**** ENTRIES SUPPLIED

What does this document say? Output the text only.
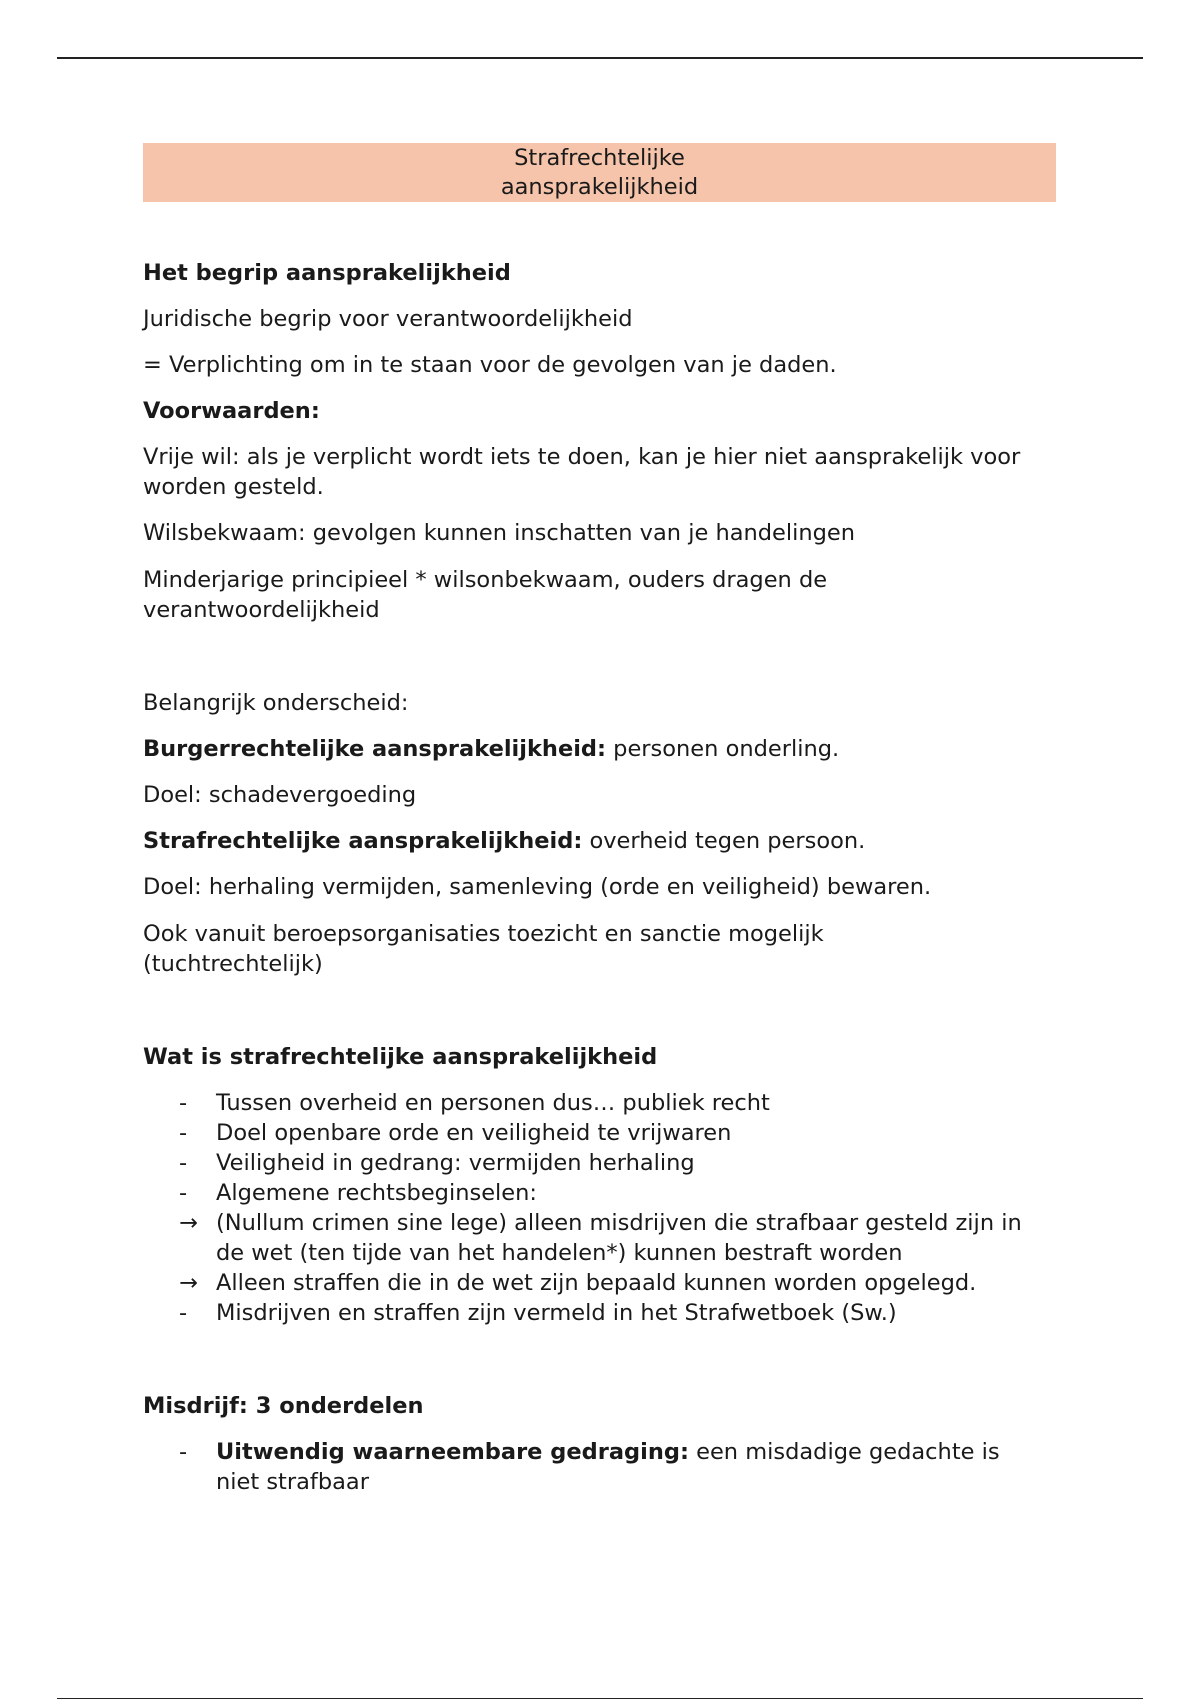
Strafrechtelijke
aansprakelijkheid

Het begrip aansprakelijkheid

Juridische begrip voor verantwoordelijkheid

= Verplichting om in te staan voor de gevolgen van je daden.

Voorwaarden:

Vrije wil: als je verplicht wordt iets te doen, kan je hier niet aansprakelijk voor worden gesteld.

Wilsbekwaam: gevolgen kunnen inschatten van je handelingen

Minderjarige principieel * wilsonbekwaam, ouders dragen de verantwoordelijkheid

Belangrijk onderscheid:

Burgerrechtelijke aansprakelijkheid: personen onderling.

Doel: schadevergoeding

Strafrechtelijke aansprakelijkheid: overheid tegen persoon.

Doel: herhaling vermijden, samenleving (orde en veiligheid) bewaren.

Ook vanuit beroepsorganisaties toezicht en sanctie mogelijk (tuchtrechtelijk)

Wat is strafrechtelijke aansprakelijkheid

- Tussen overheid en personen dus… publiek recht
- Doel openbare orde en veiligheid te vrijwaren
- Veiligheid in gedrang: vermijden herhaling
- Algemene rechtsbeginselen:
→ (Nullum crimen sine lege) alleen misdrijven die strafbaar gesteld zijn in de wet (ten tijde van het handelen*) kunnen bestraft worden
→ Alleen straffen die in de wet zijn bepaald kunnen worden opgelegd.
- Misdrijven en straffen zijn vermeld in het Strafwetboek (Sw.)

Misdrijf: 3 onderdelen

- Uitwendig waarneembare gedraging: een misdadige gedachte is niet strafbaar
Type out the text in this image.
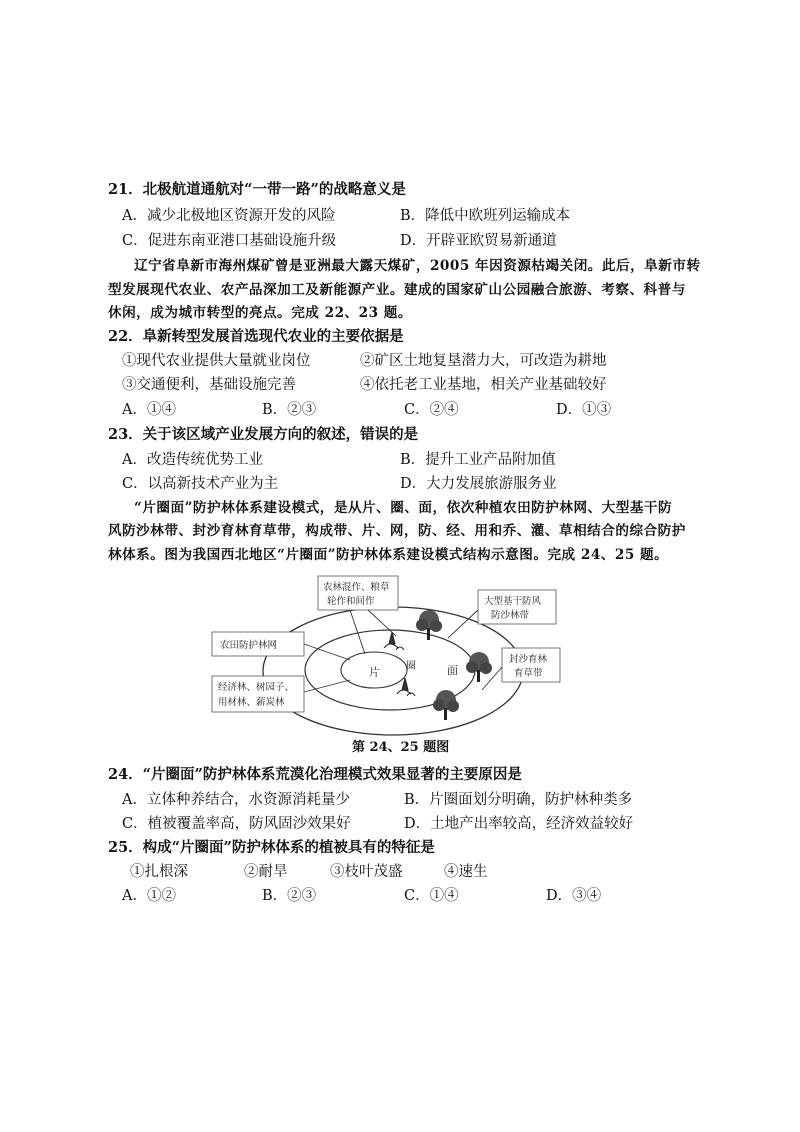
21．北极航道通航对“一带一路”的战略意义是
A．减少北极地区资源开发的风险	B．降低中欧班列运输成本
C．促进东南亚港口基础设施升级	D．开辟亚欧贸易新通道
辽宁省阜新市海州煤矿曾是亚洲最大露天煤矿，2005 年因资源枯竭关闭。此后，阜新市转
型发展现代农业、农产品深加工及新能源产业。建成的国家矿山公园融合旅游、考察、科普与
休闲，成为城市转型的亮点。完成 22、23 题。
22．阜新转型发展首选现代农业的主要依据是
①现代农业提供大量就业岗位	②矿区土地复垦潜力大，可改造为耕地
③交通便利，基础设施完善	④依托老工业基地，相关产业基础较好
A．①④	B．②③	C．②④	D．①③
23．关于该区域产业发展方向的叙述，错误的是
A．改造传统优势工业	B．提升工业产品附加值
C．以高新技术产业为主	D．大力发展旅游服务业
“片圈面”防护林体系建设模式，是从片、圈、面，依次种植农田防护林网、大型基干防
风防沙林带、封沙育林育草带，构成带、片、网，防、经、用和乔、灌、草相结合的综合防护
林体系。图为我国西北地区“片圈面”防护林体系建设模式结构示意图。完成 24、25 题。
片	圈	面
农田防护林网
经济林、树园子、
用材林、薪炭林
农林混作、粮草
轮作和间作	大型基干防风
防沙林带
封沙育林
育草带
第 24、25 题图
24．“片圈面”防护林体系荒漠化治理模式效果显著的主要原因是
A．立体种养结合，水资源消耗量少	B．片圈面划分明确，防护林种类多
C．植被覆盖率高，防风固沙效果好	D．土地产出率较高，经济效益较好
25．构成“片圈面”防护林体系的植被具有的特征是
①扎根深	②耐旱	③枝叶茂盛	④速生
A．①②	B．②③	C．①④	D．③④
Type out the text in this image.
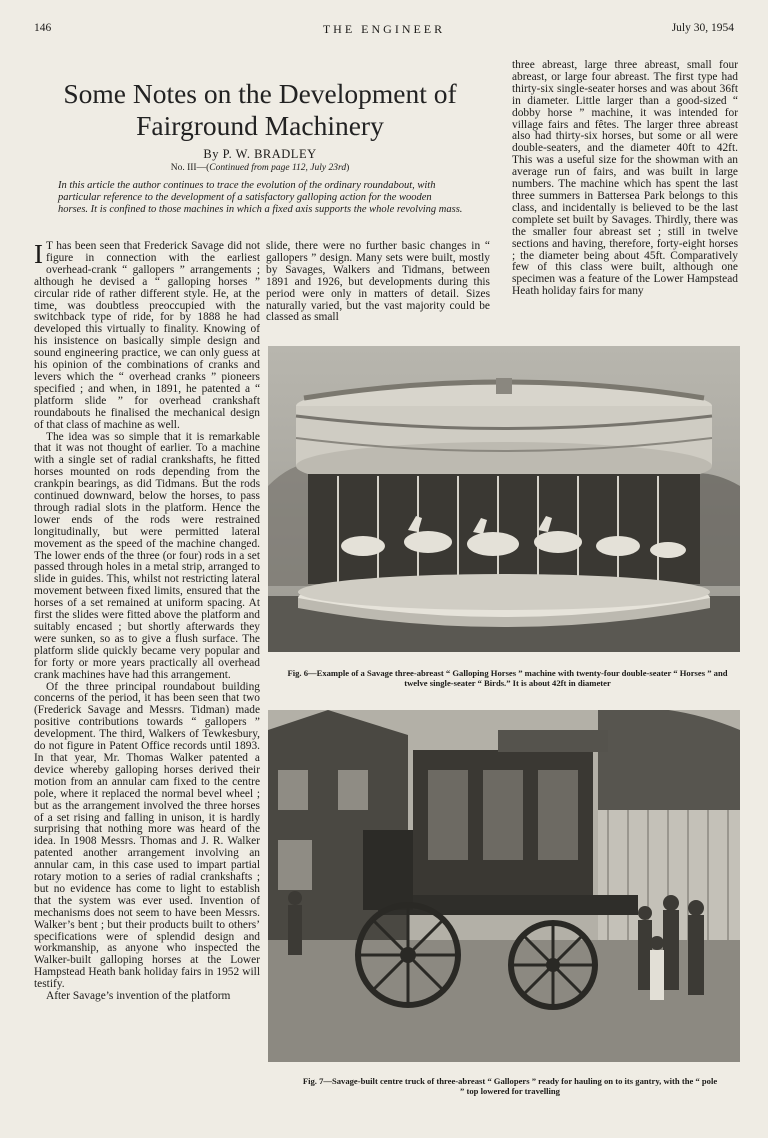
146	THE ENGINEER	July 30, 1954
Some Notes on the Development of Fairground Machinery
By P. W. BRADLEY
No. III—(Continued from page 112, July 23rd)
In this article the author continues to trace the evolution of the ordinary roundabout, with particular reference to the development of a satisfactory galloping action for the wooden horses. It is confined to those machines in which a fixed axis supports the whole revolving mass.

I T has been seen that Frederick Savage did not figure in connection with the earliest overhead-crank “ gallopers ” arrangements ; although he devised a “ galloping horses ” circular ride of rather different style. He, at the time, was doubtless preoccupied with the switchback type of ride, for by 1888 he had developed this virtually to finality. Knowing of his insistence on basically simple design and sound engineering practice, we can only guess at his opinion of the combinations of cranks and levers which the “ overhead cranks ” pioneers specified ; and when, in 1891, he patented a “ platform slide ” for overhead crankshaft roundabouts he finalised the mechanical design of that class of machine as well.

The idea was so simple that it is remarkable that it was not thought of earlier. To a machine with a single set of radial crankshafts, he fitted horses mounted on rods depending from the crankpin bearings, as did Tidmans. But the rods continued downward, below the horses, to pass through radial slots in the platform. Hence the lower ends of the rods were restrained longitudinally, but were permitted lateral movement as the speed of the machine changed. The lower ends of the three (or four) rods in a set passed through holes in a metal strip, arranged to slide in guides. This, whilst not restricting lateral movement between fixed limits, ensured that the horses of a set remained at uniform spacing. At first the slides were fitted above the platform and suitably encased ; but shortly afterwards they were sunken, so as to give a flush surface. The platform slide quickly became very popular and for forty or more years practically all overhead crank machines have had this arrangement.

Of the three principal roundabout building concerns of the period, it has been seen that two (Frederick Savage and Messrs. Tidman) made positive contributions towards “ gallopers ” development. The third, Walkers of Tewkesbury, do not figure in Patent Office records until 1893. In that year, Mr. Thomas Walker patented a device whereby galloping horses derived their motion from an annular cam fixed to the centre pole, where it replaced the normal bevel wheel ; but as the arrangement involved the three horses of a set rising and falling in unison, it is hardly surprising that nothing more was heard of the idea. In 1908 Messrs. Thomas and J. R. Walker patented another arrangement involving an annular cam, in this case used to impart partial rotary motion to a series of radial crankshafts ; but no evidence has come to light to establish that the system was ever used. Invention of mechanisms does not seem to have been Messrs. Walker’s bent ; but their products built to others’ specifications were of splendid design and workmanship, as anyone who inspected the Walker-built galloping horses at the Lower Hampstead Heath bank holiday fairs in 1952 will testify.

After Savage’s invention of the platform

slide, there were no further basic changes in “ gallopers ” design. Many sets were built, mostly by Savages, Walkers and Tidmans, between 1891 and 1926, but developments during this period were only in matters of detail. Sizes naturally varied, but the vast majority could be classed as small

three abreast, large three abreast, small four abreast, or large four abreast. The first type had thirty-six single-seater horses and was about 36ft in diameter. Little larger than a good-sized “ dobby horse ” machine, it was intended for village fairs and fêtes. The larger three abreast also had thirty-six horses, but some or all were double-seaters, and the diameter 40ft to 42ft. This was a useful size for the showman with an average run of fairs, and was built in large numbers. The machine which has spent the last three summers in Battersea Park belongs to this class, and incidentally is believed to be the last complete set built by Savages. Thirdly, there was the smaller four abreast set ; still in twelve sections and having, therefore, forty-eight horses ; the diameter being about 45ft. Comparatively few of this class were built, although one specimen was a feature of the Lower Hampstead Heath holiday fairs for many

Fig. 6—Example of a Savage three-abreast “ Galloping Horses ” machine with twenty-four double-seater “ Horses ” and twelve single-seater “ Birds.” It is about 42ft in diameter
Fig. 7—Savage-built centre truck of three-abreast “ Gallopers ” ready for hauling on to its gantry, with the “ pole ” top lowered for travelling
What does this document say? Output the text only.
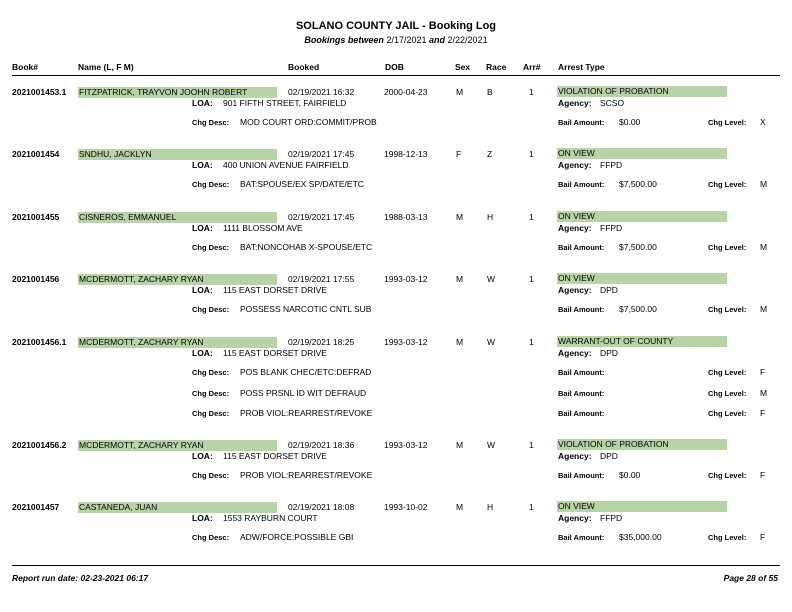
SOLANO COUNTY JAIL - Booking Log
Bookings between 2/17/2021 and 2/22/2021
Book#	Name (L, F M)	Booked	DOB	Sex Race Arr# Arrest Type
2021001453.1 FITZPATRICK, TRAYVON JOOHN ROBERT	02/19/2021 16:32	2000-04-23	M	B	1	VIOLATION OF PROBATION
LOA: 901 FIFTH STREET, FAIRFIELD	Agency: SCSO
Chg Desc: MOD COURT ORD:COMMIT/PROB	Bail Amount: $0.00	Chg Level: X
2021001454 SNDHU, JACKLYN	02/19/2021 17:45	1998-12-13	F	Z	1	ON VIEW
LOA: 400 UNION AVENUE FAIRFIELD	Agency: FFPD
Chg Desc: BAT:SPOUSE/EX SP/DATE/ETC	Bail Amount: $7,500.00	Chg Level: M
2021001455 CISNEROS, EMMANUEL	02/19/2021 17:45	1988-03-13	M	H	1	ON VIEW
LOA: 1111 BLOSSOM AVE	Agency: FFPD
Chg Desc: BAT:NONCOHAB X-SPOUSE/ETC	Bail Amount: $7,500.00	Chg Level: M
2021001456 MCDERMOTT, ZACHARY RYAN	02/19/2021 17:55	1993-03-12	M	W	1	ON VIEW
LOA: 115 EAST DORSET DRIVE	Agency: DPD
Chg Desc: POSSESS NARCOTIC CNTL SUB	Bail Amount: $7,500.00	Chg Level: M
2021001456.1 MCDERMOTT, ZACHARY RYAN	02/19/2021 18:25	1993-03-12	M	W	1	WARRANT-OUT OF COUNTY
LOA: 115 EAST DORSET DRIVE	Agency: DPD
Chg Desc: POS BLANK CHEC/ETC:DEFRAD	Bail Amount:	Chg Level: F
Chg Desc: POSS PRSNL ID WIT DEFRAUD	Bail Amount:	Chg Level: M
Chg Desc: PROB VIOL:REARREST/REVOKE	Bail Amount:	Chg Level: F
2021001456.2 MCDERMOTT, ZACHARY RYAN	02/19/2021 18:36	1993-03-12	M	W	1	VIOLATION OF PROBATION
LOA: 115 EAST DORSET DRIVE	Agency: DPD
Chg Desc: PROB VIOL:REARREST/REVOKE	Bail Amount: $0.00	Chg Level: F
2021001457 CASTANEDA, JUAN	02/19/2021 18:08	1993-10-02	M	H	1	ON VIEW
LOA: 1553 RAYBURN COURT	Agency: FFPD
Chg Desc: ADW/FORCE:POSSIBLE GBI	Bail Amount: $35,000.00	Chg Level: F
Report run date: 02-23-2021 06:17	Page 28 of 55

********

• [THE PROBLEM]:
Take every line from the records above that has the word "FFPD" and copy it.

• [RESULT FOR THIS TASK]:
LOA: 400 UNION AVENUE FAIRFIELD	Agency: FFPD
LOA: 1111 BLOSSOM AVE	Agency: FFPD
LOA: 1553 RAYBURN COURT	Agency: FFPD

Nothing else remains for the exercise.